• _WHAT THE TASK REQUIRES_
Your task is to transcribe the records exactly, skipping every image.

** BEGIN RECORDS FOR THIS TASK **

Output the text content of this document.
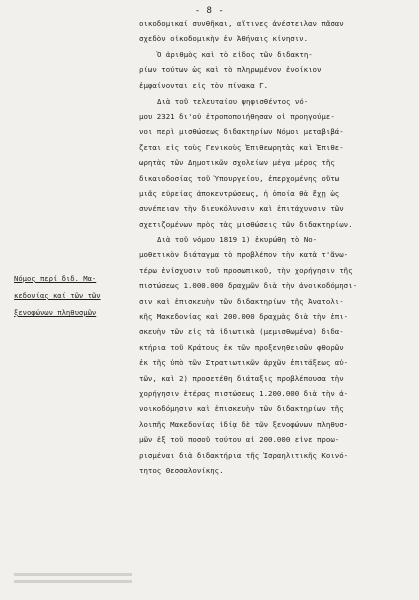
- 8 -
Νόμος περί διδ. Μα-
κεδονίας καί τῶν τῶν
ξενοφώνων πληθυσμῶν
οικοδομικαί συνθῆκαι, αἵτινες ἀνέστειλαν πᾶσαν
σχεδὸν οἰκοδομικὴν ἐν Ἀθήναις κίνησιν.
Ὁ ἀριθμὸς καὶ τὸ εἶδος τῶν διδακτη-
ρίων τούτων ὡς καὶ τὸ πληρωμένον ἐνοίκιον
ἐμφαίνονται εἰς τὸν πίνακα Γ.
Διὰ τοῦ τελευταίου ψηφισθέντος νό-
μου 2321 δι'οὗ ἐτροποποιήθησαν οἱ προηγούμε-
νοι περὶ μισθώσεως διδακτηρίων Νόμοι μεταβιβά-
ζεται εἰς τοὺς Γενικοὺς Ἐπιθεωρητὰς καὶ Ἐπιθε-
ωρητὰς τῶν Δημοτικῶν σχολείων μέγα μέρος τῆς
δικαιοδοσίας τοῦ Ὑπουργείου, ἐπερχομένης οὕτω
μιᾶς εὐρείας ἀποκεντρώσεως, ἡ ὁποία θὰ ἔχῃ ὡς
συνέπειαν τὴν διευκόλυνσιν καὶ ἐπιτάχυνσιν τῶν
σχετιζομένων πρὸς τὰς μισθώσεις τῶν διδακτηρίων.
Διὰ τοῦ νόμου 1819 1) ἐκυρώθη τὸ Νο-
μοθετικὸν διάταγμα τὸ προβλέπον τὴν κατὰ τ'ἄνω-
τέρω ἐνίσχυσιν τοῦ προσωπικοῦ, τὴν χορήγησιν τῆς
πιστώσεως 1.000.000 δραχμῶν διὰ τὴν ἀνοικοδόμησι-
σιν καὶ ἐπισκευὴν τῶν διδακτηρίων τῆς Ἀνατολι-
κῆς Μακεδονίας καὶ 200.000 δραχμὰς διὰ τὴν ἐπι-
σκευὴν τῶν εἰς τὰ ἰδιωτικὰ (μεμισθωμένα) διδα-
κτήρια τοῦ Κράτους ἐκ τῶν προξενηθεισῶν φθορῶν
ἐκ τῆς ὑπὸ τῶν Στρατιωτικῶν ἀρχῶν ἐπιτάξεως αὐ-
τῶν, καὶ 2) προσετέθη διάταξις προβλέπουσα τὴν
χορήγησιν ἑτέρας πιστώσεως 1.200.000 διὰ τὴν ἀ-
νοικοδόμησιν καὶ ἐπισκευὴν τῶν διδακτηρίων τῆς
λοιπῆς Μακεδονίας ἰδίᾳ δὲ τῶν ξενοφώνων πληθυσ-
μῶν ἐξ τοῦ ποσοῦ τούτου αἱ 200.000 εἶνε προω-
ρισμέναι διὰ διδακτήρια τῆς Ἰσραηλιτικῆς Κοινό-
τητος Θεσσαλονίκης.
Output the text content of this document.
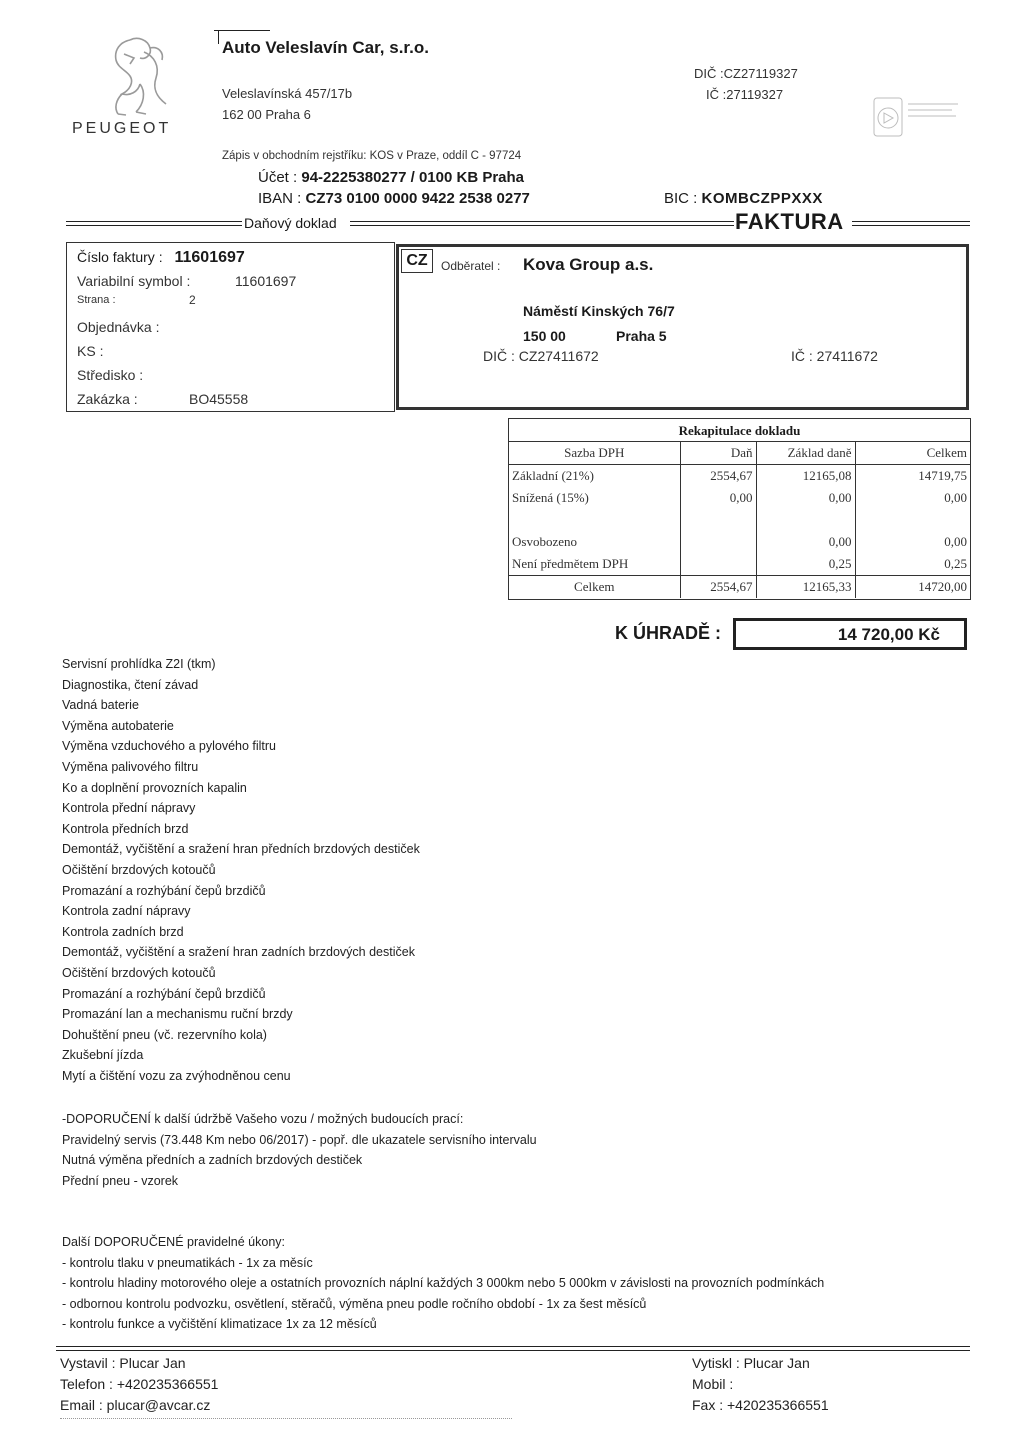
PEUGEOT
Auto Veleslavín Car, s.r.o.
Veleslavínská 457/17b
162 00 Praha 6
DIČ :CZ27119327
IČ :27119327
Zápis v obchodním rejstříku: KOS v Praze, oddíl C - 97724
Účet : 94-2225380277 / 0100 KB Praha
IBAN : CZ73 0100 0000 9422 2538 0277	BIC : KOMBCZPPXXX
Daňový doklad	FAKTURA
Číslo faktury : 11601697
Variabilní symbol :	11601697
Strana :	2
Objednávka :
KS :
Středisko :
Zakázka :	BO45558
CZ	Odběratel : Kova Group a.s.
Náměstí Kinských 76/7
150 00	Praha 5
DIČ : CZ27411672	IČ : 27411672
Rekapitulace dokladu
Sazba DPH	Daň	Základ daně	Celkem
Základní (21%)	2554,67	12165,08	14719,75
Snížená (15%)	0,00	0,00	0,00

Osvobozeno		0,00	0,00
Není předmětem DPH		0,25	0,25
Celkem	2554,67	12165,33	14720,00
K ÚHRADĚ :	14 720,00 Kč
Servisní prohlídka Z2I (tkm)
Diagnostika, čtení závad
Vadná baterie
Výměna autobaterie
Výměna vzduchového a pylového filtru
Výměna palivového filtru
Ko a doplnění provozních kapalin
Kontrola přední nápravy
Kontrola předních brzd
Demontáž, vyčištění a sražení hran předních brzdových destiček
Očištění brzdových kotoučů
Promazání a rozhýbání čepů brzdičů
Kontrola zadní nápravy
Kontrola zadních brzd
Demontáž, vyčištění a sražení hran zadních brzdových destiček
Očištění brzdových kotoučů
Promazání a rozhýbání čepů brzdičů
Promazání lan a mechanismu ruční brzdy
Dohuštění pneu (vč. rezervního kola)
Zkušební jízda
Mytí a čištění vozu za zvýhodněnou cenu
-DOPORUČENÍ k další údržbě Vašeho vozu / možných budoucích prací:
Pravidelný servis (73.448 Km nebo 06/2017) - popř. dle ukazatele servisního intervalu
Nutná výměna předních a zadních brzdových destiček
Přední pneu - vzorek
Další DOPORUČENÉ pravidelné úkony:
- kontrolu tlaku v pneumatikách - 1x za měsíc
- kontrolu hladiny motorového oleje a ostatních provozních náplní každých 3 000km nebo 5 000km v závislosti na provozních podmínkách
- odbornou kontrolu podvozku, osvětlení, stěračů, výměna pneu podle ročního období - 1x za šest měsíců
- kontrolu funkce a vyčištění klimatizace 1x za 12 měsíců
Vystavil : Plucar Jan
Telefon : +420235366551
Email : plucar@avcar.cz
Vytiskl : Plucar Jan
Mobil :
Fax : +420235366551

** END RECORDS FOR THIS TASK **

• _TASK SOLUTION_
Output the text content of this document.
- 8 -
Νόμος περί διδ. Μα-
κεδονίας καί τῶν τῶν
ξενοφώνων πληθυσμῶν
οικοδομικαί συνθῆκαι, αἵτινες ἀνέστειλαν πᾶσαν
σχεδὸν οἰκοδομικὴν ἐν Ἀθήναις κίνησιν.
Ὁ ἀριθμὸς καὶ τὸ εἶδος τῶν διδακτη-
ρίων τούτων ὡς καὶ τὸ πληρωμένον ἐνοίκιον
ἐμφαίνονται εἰς τὸν πίνακα Γ.
Διὰ τοῦ τελευταίου ψηφισθέντος νό-
μου 2321 δι'οὗ ἐτροποποιήθησαν οἱ προηγούμε-
νοι περὶ μισθώσεως διδακτηρίων Νόμοι μεταβιβά-
ζεται εἰς τοὺς Γενικοὺς Ἐπιθεωρητὰς καὶ Ἐπιθε-
ωρητὰς τῶν Δημοτικῶν σχολείων μέγα μέρος τῆς
δικαιοδοσίας τοῦ Ὑπουργείου, ἐπερχομένης οὕτω
μιᾶς εὐρείας ἀποκεντρώσεως, ἡ ὁποία θὰ ἔχῃ ὡς
συνέπειαν τὴν διευκόλυνσιν καὶ ἐπιτάχυνσιν τῶν
σχετιζομένων πρὸς τὰς μισθώσεις τῶν διδακτηρίων.
Διὰ τοῦ νόμου 1819 1) ἐκυρώθη τὸ Νο-
μοθετικὸν διάταγμα τὸ προβλέπον τὴν κατὰ τ'ἄνω-
τέρω ἐνίσχυσιν τοῦ προσωπικοῦ, τὴν χορήγησιν τῆς
πιστώσεως 1.000.000 δραχμῶν διὰ τὴν ἀνοικοδόμησι-
σιν καὶ ἐπισκευὴν τῶν διδακτηρίων τῆς Ἀνατολι-
κῆς Μακεδονίας καὶ 200.000 δραχμὰς διὰ τὴν ἐπι-
σκευὴν τῶν εἰς τὰ ἰδιωτικὰ (μεμισθωμένα) διδα-
κτήρια τοῦ Κράτους ἐκ τῶν προξενηθεισῶν φθορῶν
ἐκ τῆς ὑπὸ τῶν Στρατιωτικῶν ἀρχῶν ἐπιτάξεως αὐ-
τῶν, καὶ 2) προσετέθη διάταξις προβλέπουσα τὴν
χορήγησιν ἑτέρας πιστώσεως 1.200.000 διὰ τὴν ἀ-
νοικοδόμησιν καὶ ἐπισκευὴν τῶν διδακτηρίων τῆς
λοιπῆς Μακεδονίας ἰδίᾳ δὲ τῶν ξενοφώνων πληθυσ-
μῶν ἐξ τοῦ ποσοῦ τούτου αἱ 200.000 εἶνε προω-
ρισμέναι διὰ διδακτήρια τῆς Ἰσραηλιτικῆς Κοινό-
τητος Θεσσαλονίκης.
Output the text content of this document.
PEUGEOT
Auto Veleslavín Car, s.r.o.
Veleslavínská 457/17b
162 00 Praha 6
DIČ :CZ27119327
IČ :27119327
Zápis v obchodním rejstříku: KOS v Praze, oddíl C - 97724
Účet : 94-2225380277 / 0100 KB Praha
IBAN : CZ73 0100 0000 9422 2538 0277	BIC : KOMBCZPPXXX
Daňový doklad	FAKTURA
Číslo faktury : 11601697
Variabilní symbol :	11601697
Strana :	2
Objednávka :
KS :
Středisko :
Zakázka :	BO45558
CZ	Odběratel : Kova Group a.s.
Náměstí Kinských 76/7
150 00	Praha 5
DIČ : CZ27411672	IČ : 27411672
Rekapitulace dokladu
Sazba DPH	Daň	Základ daně	Celkem
Základní (21%)	2554,67	12165,08	14719,75
Snížená (15%)	0,00	0,00	0,00

Osvobozeno		0,00	0,00
Není předmětem DPH		0,25	0,25
Celkem	2554,67	12165,33	14720,00
K ÚHRADĚ :	14 720,00 Kč
Servisní prohlídka Z2I (tkm)
Diagnostika, čtení závad
Vadná baterie
Výměna autobaterie
Výměna vzduchového a pylového filtru
Výměna palivového filtru
Ko a doplnění provozních kapalin
Kontrola přední nápravy
Kontrola předních brzd
Demontáž, vyčištění a sražení hran předních brzdových destiček
Očištění brzdových kotoučů
Promazání a rozhýbání čepů brzdičů
Kontrola zadní nápravy
Kontrola zadních brzd
Demontáž, vyčištění a sražení hran zadních brzdových destiček
Očištění brzdových kotoučů
Promazání a rozhýbání čepů brzdičů
Promazání lan a mechanismu ruční brzdy
Dohuštění pneu (vč. rezervního kola)
Zkušební jízda
Mytí a čištění vozu za zvýhodněnou cenu
-DOPORUČENÍ k další údržbě Vašeho vozu / možných budoucích prací:
Pravidelný servis (73.448 Km nebo 06/2017) - popř. dle ukazatele servisního intervalu
Nutná výměna předních a zadních brzdových destiček
Přední pneu - vzorek
Další DOPORUČENÉ pravidelné úkony:
- kontrolu tlaku v pneumatikách - 1x za měsíc
- kontrolu hladiny motorového oleje a ostatních provozních náplní každých 3 000km nebo 5 000km v závislosti na provozních podmínkách
- odbornou kontrolu podvozku, osvětlení, stěračů, výměna pneu podle ročního období - 1x za šest měsíců
- kontrolu funkce a vyčištění klimatizace 1x za 12 měsíců
Vystavil : Plucar Jan
Telefon : +420235366551
Email : plucar@avcar.cz
Vytiskl : Plucar Jan
Mobil :
Fax : +420235366551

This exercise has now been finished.